> _THE TASK_: Only lines with the word "Brown" are needed; collect each of them from the listing below.

[Collected data entries]
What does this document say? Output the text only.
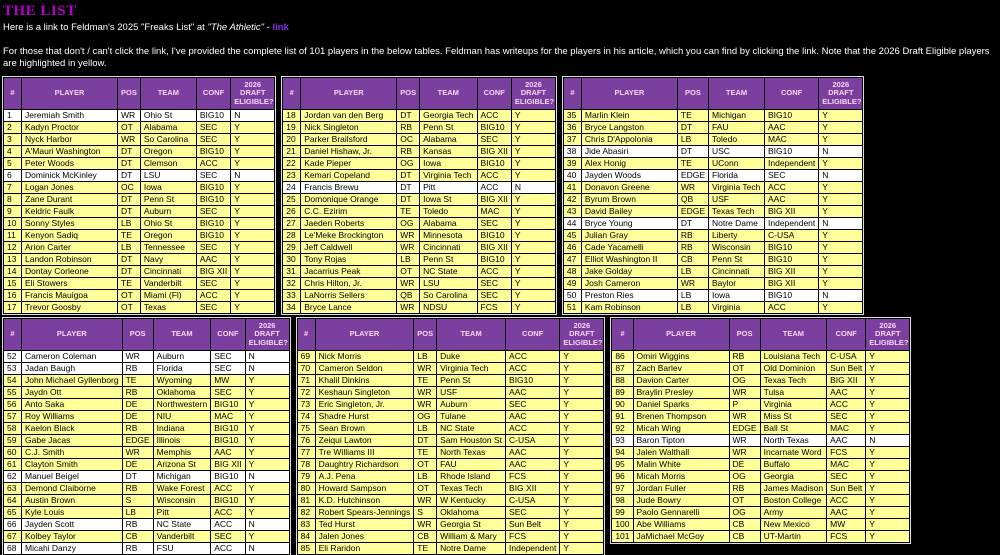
THE LIST

Here is a link to Feldman's 2025 "Freaks List" at "The Athletic" - link

For those that don't / can't click the link, I've provided the complete list of 101 players in the below tables. Feldman has writeups for the players in his article, which you can find by clicking the link. Note that the 2026 Draft Eligible players are highlighted in yellow.

#	PLAYER	POS	TEAM	CONF	2026 DRAFT ELIGIBLE?
1	Jeremiah Smith	WR	Ohio St	BIG10	N
2	Kadyn Proctor	OT	Alabama	SEC	Y
3	Nyck Harbor	WR	So Carolina	SEC	Y
4	A'Mauri Washington	DT	Oregon	BIG10	Y
5	Peter Woods	DT	Clemson	ACC	Y
6	Dominick McKinley	DT	LSU	SEC	N
7	Logan Jones	OC	Iowa	BIG10	Y
8	Zane Durant	DT	Penn St	BIG10	Y
9	Keldric Faulk	DT	Auburn	SEC	Y
10	Sonny Styles	LB	Ohio St	BIG10	Y
11	Kenyon Sadiq	TE	Oregon	BIG10	Y
12	Arion Carter	LB	Tennessee	SEC	Y
13	Landon Robinson	DT	Navy	AAC	Y
14	Dontay Corleone	DT	Cincinnati	BIG XII	Y
15	Eli Stowers	TE	Vanderbilt	SEC	Y
16	Francis Mauigoa	OT	Miami (Fl)	ACC	Y
17	Trevor Goosby	OT	Texas	SEC	Y
#	PLAYER	POS	TEAM	CONF	2026 DRAFT ELIGIBLE?
18	Jordan van den Berg	DT	Georgia Tech	ACC	Y
19	Nick Singleton	RB	Penn St	BIG10	Y
20	Parker Brailsford	OC	Alabama	SEC	Y
21	Daniel Hishaw, Jr.	RB	Kansas	BIG XII	Y
22	Kade Pieper	OG	Iowa	BIG10	Y
23	Kemari Copeland	DT	Virginia Tech	ACC	Y
24	Francis Brewu	DT	Pitt	ACC	N
25	Domonique Orange	DT	Iowa St	BIG XII	Y
26	C.C. Ezirim	TE	Toledo	MAC	Y
27	Jaeden Roberts	OG	Alabama	SEC	Y
28	Le'Meke Brockington	WR	Minnesota	BIG10	Y
29	Jeff Caldwell	WR	Cincinnati	BIG XII	Y
30	Tony Rojas	LB	Penn St	BIG10	Y
31	Jacarrius Peak	OT	NC State	ACC	Y
32	Chris Hilton, Jr.	WR	LSU	SEC	Y
33	LaNorris Sellers	QB	So Carolina	SEC	Y
34	Bryce Lance	WR	NDSU	FCS	Y
#	PLAYER	POS	TEAM	CONF	2026 DRAFT ELIGIBLE?
35	Marlin Klein	TE	Michigan	BIG10	Y
36	Bryce Langston	DT	FAU	AAC	Y
37	Chris D'Appolonia	LB	Toledo	MAC	Y
38	Jide Abasiri	DT	USC	BIG10	N
39	Alex Honig	TE	UConn	Independent	Y
40	Jayden Woods	EDGE	Florida	SEC	N
41	Donavon Greene	WR	Virginia Tech	ACC	Y
42	Byrum Brown	QB	USF	AAC	Y
43	David Bailey	EDGE	Texas Tech	BIG XII	Y
44	Bryce Young	DT	Notre Dame	Independent	N
45	Julian Gray	RB	Liberty	C-USA	Y
46	Cade Yacamelli	RB	Wisconsin	BIG10	Y
47	Elliot Washington II	CB	Penn St	BIG10	Y
48	Jake Golday	LB	Cincinnati	BIG XII	Y
49	Josh Cameron	WR	Baylor	BIG XII	Y
50	Preston Ries	LB	Iowa	BIG10	N
51	Kam Robinson	LB	Virginia	ACC	Y
#	PLAYER	POS	TEAM	CONF	2026 DRAFT ELIGIBLE?
52	Cameron Coleman	WR	Auburn	SEC	N
53	Jadan Baugh	RB	Florida	SEC	N
54	John Michael Gyllenborg	TE	Wyoming	MW	Y
55	Jaydn Ott	RB	Oklahoma	SEC	Y
56	Anto Saka	DE	Northwestern	BIG10	Y
57	Roy Williams	DE	NIU	MAC	Y
58	Kaelon Black	RB	Indiana	BIG10	Y
59	Gabe Jacas	EDGE	Illinois	BIG10	Y
60	C.J. Smith	WR	Memphis	AAC	Y
61	Clayton Smith	DE	Arizona St	BIG XII	Y
62	Manuel Beigel	DT	Michigan	BIG10	N
63	Demond Claiborne	RB	Wake Forest	ACC	Y
64	Austin Brown	S	Wisconsin	BIG10	Y
65	Kyle Louis	LB	Pitt	ACC	Y
66	Jayden Scott	RB	NC State	ACC	N
67	Kolbey Taylor	CB	Vanderbilt	SEC	Y
68	Micahi Danzy	RB	FSU	ACC	N
#	PLAYER	POS	TEAM	CONF	2026 DRAFT ELIGIBLE?
69	Nick Morris	LB	Duke	ACC	Y
70	Cameron Seldon	WR	Virginia Tech	ACC	Y
71	Khalil Dinkins	TE	Penn St	BIG10	Y
72	Keshaun Singleton	WR	USF	AAC	Y
73	Eric Singleton, Jr.	WR	Auburn	SEC	Y
74	Shadre Hurst	OG	Tulane	AAC	Y
75	Sean Brown	LB	NC State	ACC	Y
76	Zeiqui Lawton	DT	Sam Houston St	C-USA	Y
77	Tre Williams III	TE	North Texas	AAC	Y
78	Daughtry Richardson	OT	FAU	AAC	Y
79	A.J. Pena	LB	Rhode Island	FCS	Y
80	Howard Sampson	OT	Texas Tech	BIG XII	Y
81	K.D. Hutchinson	WR	W Kentucky	C-USA	Y
82	Robert Spears-Jennings	S	Oklahoma	SEC	Y
83	Ted Hurst	WR	Georgia St	Sun Belt	Y
84	Jalen Jones	CB	William & Mary	FCS	Y
85	Eli Raridon	TE	Notre Dame	Independent	Y
#	PLAYER	POS	TEAM	CONF	2026 DRAFT ELIGIBLE?
86	Omiri Wiggins	RB	Louisiana Tech	C-USA	Y
87	Zach Barlev	OT	Old Dominion	Sun Belt	Y
88	Davion Carter	OG	Texas Tech	BIG XII	Y
89	Braylin Presley	WR	Tulsa	AAC	Y
90	Daniel Sparks	P	Virginia	ACC	Y
91	Brenen Thompson	WR	Miss St	SEC	Y
92	Micah Wing	EDGE	Ball St	MAC	Y
93	Baron Tipton	WR	North Texas	AAC	N
94	Jalen Walthall	WR	Incarnate Word	FCS	Y
95	Malin White	DE	Buffalo	MAC	Y
96	Micah Morris	OG	Georgia	SEC	Y
97	Jordan Fuller	RB	James Madison	Sun Belt	Y
98	Jude Bowry	OT	Boston College	ACC	Y
99	Paolo Gennarelli	OG	Army	AAC	Y
100	Abe Williams	CB	New Mexico	MW	Y
101	JaMichael McGoy	CB	UT-Martin	FCS	Y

> _REPLY_:
42	Byrum Brown	QB	USF	AAC	Y
64	Austin Brown	S	Wisconsin	BIG10	Y
75	Sean Brown	LB	NC State	ACC	Y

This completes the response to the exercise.